• [Given instruction]:
Search the listing below for "copyright". Copy each matching line.

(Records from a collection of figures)
####################
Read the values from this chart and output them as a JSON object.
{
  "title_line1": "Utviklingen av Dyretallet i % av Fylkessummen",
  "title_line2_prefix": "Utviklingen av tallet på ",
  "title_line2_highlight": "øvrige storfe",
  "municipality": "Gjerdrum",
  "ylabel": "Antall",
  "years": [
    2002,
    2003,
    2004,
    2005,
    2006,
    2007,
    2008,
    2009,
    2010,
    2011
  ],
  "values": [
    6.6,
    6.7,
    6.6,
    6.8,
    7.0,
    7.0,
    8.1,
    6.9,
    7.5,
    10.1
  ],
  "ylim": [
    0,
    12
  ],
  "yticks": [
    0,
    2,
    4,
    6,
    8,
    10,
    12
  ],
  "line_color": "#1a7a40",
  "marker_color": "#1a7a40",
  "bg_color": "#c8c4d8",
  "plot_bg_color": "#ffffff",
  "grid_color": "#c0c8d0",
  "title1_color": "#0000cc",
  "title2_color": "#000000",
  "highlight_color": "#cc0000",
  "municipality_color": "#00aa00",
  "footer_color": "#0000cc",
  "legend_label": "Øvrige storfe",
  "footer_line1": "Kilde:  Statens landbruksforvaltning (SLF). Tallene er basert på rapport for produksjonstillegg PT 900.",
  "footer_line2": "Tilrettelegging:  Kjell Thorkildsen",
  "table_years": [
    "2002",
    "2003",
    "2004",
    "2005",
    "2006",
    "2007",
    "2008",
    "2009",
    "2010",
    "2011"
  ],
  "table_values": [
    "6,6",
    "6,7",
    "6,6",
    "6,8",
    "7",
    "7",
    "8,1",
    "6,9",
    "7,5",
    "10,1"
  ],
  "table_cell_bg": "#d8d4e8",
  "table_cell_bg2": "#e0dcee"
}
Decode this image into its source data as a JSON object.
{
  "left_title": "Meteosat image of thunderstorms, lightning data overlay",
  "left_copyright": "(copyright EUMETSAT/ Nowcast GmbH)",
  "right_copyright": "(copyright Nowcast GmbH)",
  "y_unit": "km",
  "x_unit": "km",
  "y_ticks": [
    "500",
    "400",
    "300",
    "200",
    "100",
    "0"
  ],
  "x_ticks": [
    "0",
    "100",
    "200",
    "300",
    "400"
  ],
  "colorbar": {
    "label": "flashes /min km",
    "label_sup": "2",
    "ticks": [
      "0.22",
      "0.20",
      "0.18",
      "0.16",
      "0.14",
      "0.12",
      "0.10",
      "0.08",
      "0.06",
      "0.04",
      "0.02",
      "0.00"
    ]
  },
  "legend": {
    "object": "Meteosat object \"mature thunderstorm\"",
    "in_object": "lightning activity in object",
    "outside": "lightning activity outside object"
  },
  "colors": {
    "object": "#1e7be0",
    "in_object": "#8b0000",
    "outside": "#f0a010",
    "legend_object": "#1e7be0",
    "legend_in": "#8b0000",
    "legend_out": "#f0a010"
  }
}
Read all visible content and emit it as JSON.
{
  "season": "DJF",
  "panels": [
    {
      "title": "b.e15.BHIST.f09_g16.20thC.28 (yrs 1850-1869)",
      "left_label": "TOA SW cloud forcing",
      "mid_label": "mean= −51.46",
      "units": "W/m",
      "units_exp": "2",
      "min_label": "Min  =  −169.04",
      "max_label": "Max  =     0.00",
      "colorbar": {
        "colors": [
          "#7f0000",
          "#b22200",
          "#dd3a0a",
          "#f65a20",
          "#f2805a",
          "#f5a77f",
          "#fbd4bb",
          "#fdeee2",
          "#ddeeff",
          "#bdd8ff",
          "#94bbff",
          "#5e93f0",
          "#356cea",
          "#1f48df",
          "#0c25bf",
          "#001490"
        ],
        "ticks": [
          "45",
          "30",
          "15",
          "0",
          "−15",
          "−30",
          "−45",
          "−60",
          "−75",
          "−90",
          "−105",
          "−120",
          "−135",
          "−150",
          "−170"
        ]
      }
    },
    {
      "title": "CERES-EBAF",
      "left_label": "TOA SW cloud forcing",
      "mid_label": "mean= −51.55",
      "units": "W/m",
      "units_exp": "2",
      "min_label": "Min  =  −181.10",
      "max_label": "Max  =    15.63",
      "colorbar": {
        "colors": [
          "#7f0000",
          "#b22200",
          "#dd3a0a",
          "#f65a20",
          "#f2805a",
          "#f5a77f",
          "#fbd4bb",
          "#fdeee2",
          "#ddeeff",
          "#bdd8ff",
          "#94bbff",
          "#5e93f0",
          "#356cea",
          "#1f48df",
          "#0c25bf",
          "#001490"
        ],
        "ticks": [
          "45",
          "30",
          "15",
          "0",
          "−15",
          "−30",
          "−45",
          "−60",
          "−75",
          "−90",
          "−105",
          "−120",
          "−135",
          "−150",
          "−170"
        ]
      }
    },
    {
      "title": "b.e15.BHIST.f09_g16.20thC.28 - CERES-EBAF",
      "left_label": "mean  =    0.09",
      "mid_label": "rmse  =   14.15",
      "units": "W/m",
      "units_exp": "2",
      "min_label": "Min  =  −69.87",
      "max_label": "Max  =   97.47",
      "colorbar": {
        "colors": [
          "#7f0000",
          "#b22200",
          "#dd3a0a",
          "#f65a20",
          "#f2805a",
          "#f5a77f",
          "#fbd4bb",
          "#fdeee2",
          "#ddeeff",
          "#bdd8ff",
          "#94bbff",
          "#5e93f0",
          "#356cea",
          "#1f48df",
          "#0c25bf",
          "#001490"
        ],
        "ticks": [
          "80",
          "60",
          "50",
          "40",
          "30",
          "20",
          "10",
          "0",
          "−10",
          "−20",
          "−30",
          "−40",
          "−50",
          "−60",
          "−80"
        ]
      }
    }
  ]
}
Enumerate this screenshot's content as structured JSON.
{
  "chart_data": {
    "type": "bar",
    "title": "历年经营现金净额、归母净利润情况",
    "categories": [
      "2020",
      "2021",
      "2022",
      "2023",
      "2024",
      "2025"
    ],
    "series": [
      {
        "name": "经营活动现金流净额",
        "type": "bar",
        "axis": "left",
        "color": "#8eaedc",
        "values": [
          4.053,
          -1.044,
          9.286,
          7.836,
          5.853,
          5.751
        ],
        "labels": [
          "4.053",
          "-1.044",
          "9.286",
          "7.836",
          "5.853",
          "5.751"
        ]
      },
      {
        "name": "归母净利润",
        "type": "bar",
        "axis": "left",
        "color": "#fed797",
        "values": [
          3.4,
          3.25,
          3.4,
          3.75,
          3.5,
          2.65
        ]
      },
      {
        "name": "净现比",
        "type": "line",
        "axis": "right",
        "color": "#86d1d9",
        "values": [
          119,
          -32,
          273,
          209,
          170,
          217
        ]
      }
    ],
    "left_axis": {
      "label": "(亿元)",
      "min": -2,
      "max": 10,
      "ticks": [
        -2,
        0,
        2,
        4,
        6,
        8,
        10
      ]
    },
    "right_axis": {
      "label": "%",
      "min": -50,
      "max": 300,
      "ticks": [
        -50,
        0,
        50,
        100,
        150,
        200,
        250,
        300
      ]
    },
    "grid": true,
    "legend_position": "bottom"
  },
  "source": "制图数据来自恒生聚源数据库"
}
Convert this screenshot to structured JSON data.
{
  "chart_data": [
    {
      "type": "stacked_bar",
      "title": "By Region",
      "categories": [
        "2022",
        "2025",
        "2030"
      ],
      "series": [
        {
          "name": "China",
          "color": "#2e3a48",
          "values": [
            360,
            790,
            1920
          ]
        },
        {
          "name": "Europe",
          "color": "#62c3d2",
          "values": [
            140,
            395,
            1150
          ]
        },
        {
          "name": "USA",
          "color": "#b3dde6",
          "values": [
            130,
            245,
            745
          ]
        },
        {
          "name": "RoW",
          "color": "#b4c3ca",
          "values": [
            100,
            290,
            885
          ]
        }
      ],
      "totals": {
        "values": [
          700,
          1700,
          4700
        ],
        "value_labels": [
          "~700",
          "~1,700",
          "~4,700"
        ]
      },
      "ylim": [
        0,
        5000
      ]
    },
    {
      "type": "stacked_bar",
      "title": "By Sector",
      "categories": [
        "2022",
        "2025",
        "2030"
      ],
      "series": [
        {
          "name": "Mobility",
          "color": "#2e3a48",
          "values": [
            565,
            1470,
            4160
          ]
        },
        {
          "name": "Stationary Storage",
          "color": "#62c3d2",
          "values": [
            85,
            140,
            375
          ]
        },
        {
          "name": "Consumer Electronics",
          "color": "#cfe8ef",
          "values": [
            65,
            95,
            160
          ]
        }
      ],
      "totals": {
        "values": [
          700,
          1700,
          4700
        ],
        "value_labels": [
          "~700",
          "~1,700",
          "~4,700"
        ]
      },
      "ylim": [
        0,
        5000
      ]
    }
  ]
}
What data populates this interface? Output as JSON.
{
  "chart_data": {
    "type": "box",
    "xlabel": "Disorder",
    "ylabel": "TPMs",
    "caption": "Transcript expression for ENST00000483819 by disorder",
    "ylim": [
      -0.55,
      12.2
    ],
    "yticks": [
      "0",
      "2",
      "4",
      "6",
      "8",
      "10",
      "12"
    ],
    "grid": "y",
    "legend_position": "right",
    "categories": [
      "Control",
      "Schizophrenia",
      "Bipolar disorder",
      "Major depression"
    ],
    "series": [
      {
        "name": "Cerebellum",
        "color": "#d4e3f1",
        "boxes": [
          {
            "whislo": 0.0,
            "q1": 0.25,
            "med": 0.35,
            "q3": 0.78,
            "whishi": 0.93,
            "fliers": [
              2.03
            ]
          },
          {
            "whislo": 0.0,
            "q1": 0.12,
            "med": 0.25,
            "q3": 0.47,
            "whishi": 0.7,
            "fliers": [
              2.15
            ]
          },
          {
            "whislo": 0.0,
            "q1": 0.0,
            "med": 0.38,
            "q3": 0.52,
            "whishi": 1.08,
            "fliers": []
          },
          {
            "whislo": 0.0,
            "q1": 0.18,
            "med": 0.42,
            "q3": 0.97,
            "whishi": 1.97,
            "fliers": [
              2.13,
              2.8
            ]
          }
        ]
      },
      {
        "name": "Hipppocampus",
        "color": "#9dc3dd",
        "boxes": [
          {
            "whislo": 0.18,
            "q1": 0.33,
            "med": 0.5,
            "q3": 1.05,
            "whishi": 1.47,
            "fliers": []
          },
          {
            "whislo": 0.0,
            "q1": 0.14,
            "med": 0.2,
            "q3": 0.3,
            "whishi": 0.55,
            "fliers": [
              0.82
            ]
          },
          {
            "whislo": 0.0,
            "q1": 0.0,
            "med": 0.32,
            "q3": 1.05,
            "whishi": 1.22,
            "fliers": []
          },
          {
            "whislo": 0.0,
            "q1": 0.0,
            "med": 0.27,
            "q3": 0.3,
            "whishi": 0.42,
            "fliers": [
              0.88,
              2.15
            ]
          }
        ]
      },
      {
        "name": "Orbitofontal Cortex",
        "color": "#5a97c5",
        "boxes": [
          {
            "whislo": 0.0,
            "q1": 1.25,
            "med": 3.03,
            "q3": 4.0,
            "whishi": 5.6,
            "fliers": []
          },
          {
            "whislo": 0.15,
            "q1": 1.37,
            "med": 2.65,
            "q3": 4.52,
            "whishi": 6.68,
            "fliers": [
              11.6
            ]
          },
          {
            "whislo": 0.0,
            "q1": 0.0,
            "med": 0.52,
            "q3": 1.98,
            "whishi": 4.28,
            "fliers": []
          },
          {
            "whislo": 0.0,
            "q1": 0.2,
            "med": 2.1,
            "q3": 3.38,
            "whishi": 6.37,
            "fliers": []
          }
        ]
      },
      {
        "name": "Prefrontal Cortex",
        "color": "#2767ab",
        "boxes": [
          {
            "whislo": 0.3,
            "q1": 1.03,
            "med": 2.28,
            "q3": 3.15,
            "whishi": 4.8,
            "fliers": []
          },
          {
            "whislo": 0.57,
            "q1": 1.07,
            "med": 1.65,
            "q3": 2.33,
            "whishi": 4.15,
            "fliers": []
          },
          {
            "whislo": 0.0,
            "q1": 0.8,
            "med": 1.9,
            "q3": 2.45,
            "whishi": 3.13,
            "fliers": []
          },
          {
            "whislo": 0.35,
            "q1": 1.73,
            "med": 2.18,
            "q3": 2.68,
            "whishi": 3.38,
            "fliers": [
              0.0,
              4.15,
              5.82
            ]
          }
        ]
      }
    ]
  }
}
####################
• [Correct result]:
  "left_copyright": "(copyright EUMETSAT/ Nowcast GmbH)",
  "right_copyright": "(copyright Nowcast GmbH)",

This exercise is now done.